- WRITTEN EXERCISE
Look through the material below, count the lines containing the word "已备案域名出售", and state only the count.
··· SUPPLIED RECORDS ···
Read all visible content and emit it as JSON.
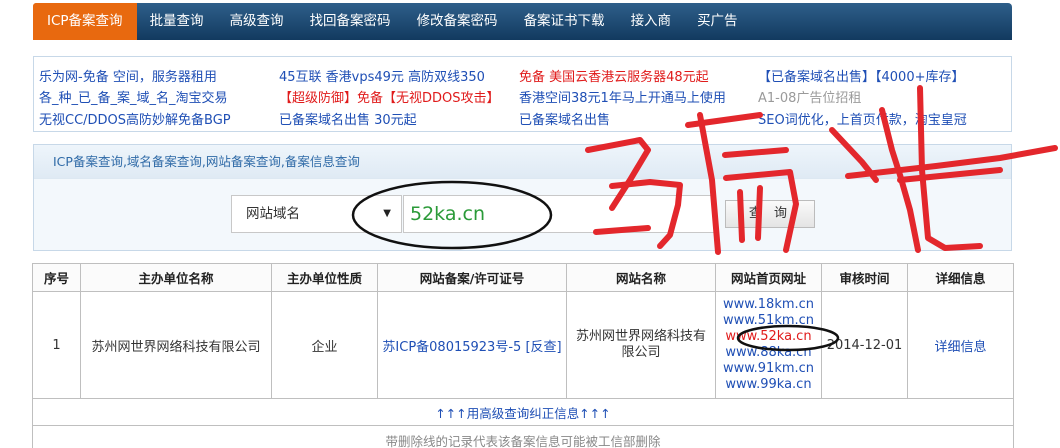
{
  "nav": {
    "items": [
      {
        "label": "ICP备案查询",
        "active": true
      },
      {
        "label": "批量查询"
      },
      {
        "label": "高级查询"
      },
      {
        "label": "找回备案密码"
      },
      {
        "label": "修改备案密码"
      },
      {
        "label": "备案证书下载"
      },
      {
        "label": "接入商"
      },
      {
        "label": "买广告"
      }
    ]
  },
  "ads": {
    "r1c1": "乐为网-免备 空间，服务器租用",
    "r1c2": "45互联 香港vps49元 高防双线350",
    "r1c3": "免备 美国云香港云服务器48元起",
    "r1c4": "【已备案域名出售】【4000+库存】",
    "r2c1": "各_种_已_备_案_域_名_淘宝交易",
    "r2c2": "【超级防御】免备【无视DDOS攻击】",
    "r2c3": "香港空间38元1年马上开通马上使用",
    "r2c4": "A1-08广告位招租",
    "r3c1": "无视CC/DDOS高防妙解免备BGP",
    "r3c2": "已备案域名出售 30元起",
    "r3c3": "已备案域名出售",
    "r3c4": "SEO词优化，上首页付款，淘宝皇冠"
  },
  "search": {
    "title": "ICP备案查询,域名备案查询,网站备案查询,备案信息查询",
    "select_value": "网站域名",
    "input_value": "52ka.cn",
    "button_label": "查 询"
  },
  "table": {
    "headers": [
      "序号",
      "主办单位名称",
      "主办单位性质",
      "网站备案/许可证号",
      "网站名称",
      "网站首页网址",
      "审核时间",
      "详细信息"
    ],
    "row": {
      "index": "1",
      "org": "苏州网世界网络科技有限公司",
      "nature": "企业",
      "license": "苏ICP备08015923号-5",
      "license_check": "[反查]",
      "site_name": "苏州网世界网络科技有限公司",
      "urls": [
        "www.18km.cn",
        "www.51km.cn",
        "www.52ka.cn",
        "www.88ka.cn",
        "www.91km.cn",
        "www.99ka.cn"
      ],
      "highlight_url_index": 2,
      "date": "2014-12-01",
      "detail": "详细信息"
    },
    "footer_link": "↑↑↑用高级查询纠正信息↑↑↑",
    "footer_note": "带删除线的记录代表该备案信息可能被工信部删除"
  },
  "handwriting": "骗子",
  "colors": {
    "nav": "#1d4a72",
    "nav_active": "#e8690f",
    "ink": "#e3272c",
    "link": "#1f4fb5"
  }
}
···
- RESPONSE BELOW
3